** START OF Records shown **

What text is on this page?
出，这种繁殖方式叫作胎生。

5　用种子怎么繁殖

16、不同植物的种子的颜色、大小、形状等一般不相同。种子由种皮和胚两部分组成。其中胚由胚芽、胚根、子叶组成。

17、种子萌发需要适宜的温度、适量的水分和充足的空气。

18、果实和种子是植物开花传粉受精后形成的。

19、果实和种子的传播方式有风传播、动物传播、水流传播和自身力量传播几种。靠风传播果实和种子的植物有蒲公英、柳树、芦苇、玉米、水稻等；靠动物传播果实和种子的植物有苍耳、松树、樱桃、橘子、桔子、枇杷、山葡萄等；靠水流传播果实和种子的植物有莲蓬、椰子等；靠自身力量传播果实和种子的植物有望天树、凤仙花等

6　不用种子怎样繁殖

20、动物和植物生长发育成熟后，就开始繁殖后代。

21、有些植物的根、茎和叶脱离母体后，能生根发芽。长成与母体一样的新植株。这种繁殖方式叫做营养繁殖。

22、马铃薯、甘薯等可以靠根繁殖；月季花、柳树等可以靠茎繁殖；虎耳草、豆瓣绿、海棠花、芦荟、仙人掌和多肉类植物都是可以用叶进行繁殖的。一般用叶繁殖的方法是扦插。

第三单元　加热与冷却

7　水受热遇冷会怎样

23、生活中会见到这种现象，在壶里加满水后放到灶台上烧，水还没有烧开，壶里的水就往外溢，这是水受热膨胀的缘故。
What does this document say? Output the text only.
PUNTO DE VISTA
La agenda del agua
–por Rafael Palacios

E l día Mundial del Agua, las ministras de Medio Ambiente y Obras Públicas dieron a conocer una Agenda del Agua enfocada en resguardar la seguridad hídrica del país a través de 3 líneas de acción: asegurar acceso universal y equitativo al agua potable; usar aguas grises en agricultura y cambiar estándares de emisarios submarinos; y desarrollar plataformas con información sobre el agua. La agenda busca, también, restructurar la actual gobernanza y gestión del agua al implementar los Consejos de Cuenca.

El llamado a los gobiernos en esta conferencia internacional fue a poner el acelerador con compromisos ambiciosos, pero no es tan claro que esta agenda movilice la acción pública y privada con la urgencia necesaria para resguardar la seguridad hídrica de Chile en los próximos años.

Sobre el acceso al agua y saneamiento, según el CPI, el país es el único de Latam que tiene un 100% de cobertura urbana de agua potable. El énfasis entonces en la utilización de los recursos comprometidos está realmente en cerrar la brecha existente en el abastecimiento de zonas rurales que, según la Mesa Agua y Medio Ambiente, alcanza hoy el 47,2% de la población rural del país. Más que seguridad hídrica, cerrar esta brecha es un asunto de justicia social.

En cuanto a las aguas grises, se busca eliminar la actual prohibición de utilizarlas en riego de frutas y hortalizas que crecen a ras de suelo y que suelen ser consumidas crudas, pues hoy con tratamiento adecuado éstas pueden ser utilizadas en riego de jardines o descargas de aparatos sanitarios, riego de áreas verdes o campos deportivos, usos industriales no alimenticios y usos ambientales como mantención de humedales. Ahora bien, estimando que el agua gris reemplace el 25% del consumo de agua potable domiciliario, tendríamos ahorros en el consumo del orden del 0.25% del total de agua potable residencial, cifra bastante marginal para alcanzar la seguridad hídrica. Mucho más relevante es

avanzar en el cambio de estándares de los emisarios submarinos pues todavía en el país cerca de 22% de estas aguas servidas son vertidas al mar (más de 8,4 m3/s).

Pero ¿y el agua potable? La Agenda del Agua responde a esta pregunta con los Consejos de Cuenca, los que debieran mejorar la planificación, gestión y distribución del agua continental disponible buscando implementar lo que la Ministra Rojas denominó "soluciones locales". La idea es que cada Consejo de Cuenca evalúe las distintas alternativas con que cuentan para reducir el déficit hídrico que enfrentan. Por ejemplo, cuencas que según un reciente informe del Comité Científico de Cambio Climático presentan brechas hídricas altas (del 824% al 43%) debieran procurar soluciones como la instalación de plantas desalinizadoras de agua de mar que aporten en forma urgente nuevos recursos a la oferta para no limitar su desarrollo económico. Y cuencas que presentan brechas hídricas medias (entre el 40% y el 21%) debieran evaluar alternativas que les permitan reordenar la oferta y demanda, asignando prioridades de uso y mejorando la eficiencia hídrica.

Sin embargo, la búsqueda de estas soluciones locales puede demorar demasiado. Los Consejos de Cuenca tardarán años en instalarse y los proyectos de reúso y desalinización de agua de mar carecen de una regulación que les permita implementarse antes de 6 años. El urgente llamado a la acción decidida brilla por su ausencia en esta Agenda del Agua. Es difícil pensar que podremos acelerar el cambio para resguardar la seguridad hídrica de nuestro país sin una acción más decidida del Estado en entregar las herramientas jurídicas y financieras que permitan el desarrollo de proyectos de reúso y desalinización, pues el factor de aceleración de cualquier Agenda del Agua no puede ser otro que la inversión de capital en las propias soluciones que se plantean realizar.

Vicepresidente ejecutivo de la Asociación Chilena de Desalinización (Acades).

** END OF Records shown **

■ Direction:
Print every line of the records exactly. Omit nothing.

■ Expected answer:
What text is on this page?
出，这种繁殖方式叫作胎生。

5　用种子怎么繁殖

16、不同植物的种子的颜色、大小、形状等一般不相同。种子由种皮和胚两部分组成。其中胚由胚芽、胚根、子叶组成。

17、种子萌发需要适宜的温度、适量的水分和充足的空气。

18、果实和种子是植物开花传粉受精后形成的。

19、果实和种子的传播方式有风传播、动物传播、水流传播和自身力量传播几种。靠风传播果实和种子的植物有蒲公英、柳树、芦苇、玉米、水稻等；靠动物传播果实和种子的植物有苍耳、松树、樱桃、橘子、桔子、枇杷、山葡萄等；靠水流传播果实和种子的植物有莲蓬、椰子等；靠自身力量传播果实和种子的植物有望天树、凤仙花等

6　不用种子怎样繁殖

20、动物和植物生长发育成熟后，就开始繁殖后代。

21、有些植物的根、茎和叶脱离母体后，能生根发芽。长成与母体一样的新植株。这种繁殖方式叫做营养繁殖。

22、马铃薯、甘薯等可以靠根繁殖；月季花、柳树等可以靠茎繁殖；虎耳草、豆瓣绿、海棠花、芦荟、仙人掌和多肉类植物都是可以用叶进行繁殖的。一般用叶繁殖的方法是扦插。

第三单元　加热与冷却

7　水受热遇冷会怎样

23、生活中会见到这种现象，在壶里加满水后放到灶台上烧，水还没有烧开，壶里的水就往外溢，这是水受热膨胀的缘故。
What does this document say? Output the text only.
PUNTO DE VISTA
La agenda del agua
–por Rafael Palacios

E l día Mundial del Agua, las ministras de Medio Ambiente y Obras Públicas dieron a conocer una Agenda del Agua enfocada en resguardar la seguridad hídrica del país a través de 3 líneas de acción: asegurar acceso universal y equitativo al agua potable; usar aguas grises en agricultura y cambiar estándares de emisarios submarinos; y desarrollar plataformas con información sobre el agua. La agenda busca, también, restructurar la actual gobernanza y gestión del agua al implementar los Consejos de Cuenca.

El llamado a los gobiernos en esta conferencia internacional fue a poner el acelerador con compromisos ambiciosos, pero no es tan claro que esta agenda movilice la acción pública y privada con la urgencia necesaria para resguardar la seguridad hídrica de Chile en los próximos años.

Sobre el acceso al agua y saneamiento, según el CPI, el país es el único de Latam que tiene un 100% de cobertura urbana de agua potable. El énfasis entonces en la utilización de los recursos comprometidos está realmente en cerrar la brecha existente en el abastecimiento de zonas rurales que, según la Mesa Agua y Medio Ambiente, alcanza hoy el 47,2% de la población rural del país. Más que seguridad hídrica, cerrar esta brecha es un asunto de justicia social.

En cuanto a las aguas grises, se busca eliminar la actual prohibición de utilizarlas en riego de frutas y hortalizas que crecen a ras de suelo y que suelen ser consumidas crudas, pues hoy con tratamiento adecuado éstas pueden ser utilizadas en riego de jardines o descargas de aparatos sanitarios, riego de áreas verdes o campos deportivos, usos industriales no alimenticios y usos ambientales como mantención de humedales. Ahora bien, estimando que el agua gris reemplace el 25% del consumo de agua potable domiciliario, tendríamos ahorros en el consumo del orden del 0.25% del total de agua potable residencial, cifra bastante marginal para alcanzar la seguridad hídrica. Mucho más relevante es

avanzar en el cambio de estándares de los emisarios submarinos pues todavía en el país cerca de 22% de estas aguas servidas son vertidas al mar (más de 8,4 m3/s).

Pero ¿y el agua potable? La Agenda del Agua responde a esta pregunta con los Consejos de Cuenca, los que debieran mejorar la planificación, gestión y distribución del agua continental disponible buscando implementar lo que la Ministra Rojas denominó "soluciones locales". La idea es que cada Consejo de Cuenca evalúe las distintas alternativas con que cuentan para reducir el déficit hídrico que enfrentan. Por ejemplo, cuencas que según un reciente informe del Comité Científico de Cambio Climático presentan brechas hídricas altas (del 824% al 43%) debieran procurar soluciones como la instalación de plantas desalinizadoras de agua de mar que aporten en forma urgente nuevos recursos a la oferta para no limitar su desarrollo económico. Y cuencas que presentan brechas hídricas medias (entre el 40% y el 21%) debieran evaluar alternativas que les permitan reordenar la oferta y demanda, asignando prioridades de uso y mejorando la eficiencia hídrica.

Sin embargo, la búsqueda de estas soluciones locales puede demorar demasiado. Los Consejos de Cuenca tardarán años en instalarse y los proyectos de reúso y desalinización de agua de mar carecen de una regulación que les permita implementarse antes de 6 años. El urgente llamado a la acción decidida brilla por su ausencia en esta Agenda del Agua. Es difícil pensar que podremos acelerar el cambio para resguardar la seguridad hídrica de nuestro país sin una acción más decidida del Estado en entregar las herramientas jurídicas y financieras que permitan el desarrollo de proyectos de reúso y desalinización, pues el factor de aceleración de cualquier Agenda del Agua no puede ser otro que la inversión de capital en las propias soluciones que se plantean realizar.

Vicepresidente ejecutivo de la Asociación Chilena de Desalinización (Acades).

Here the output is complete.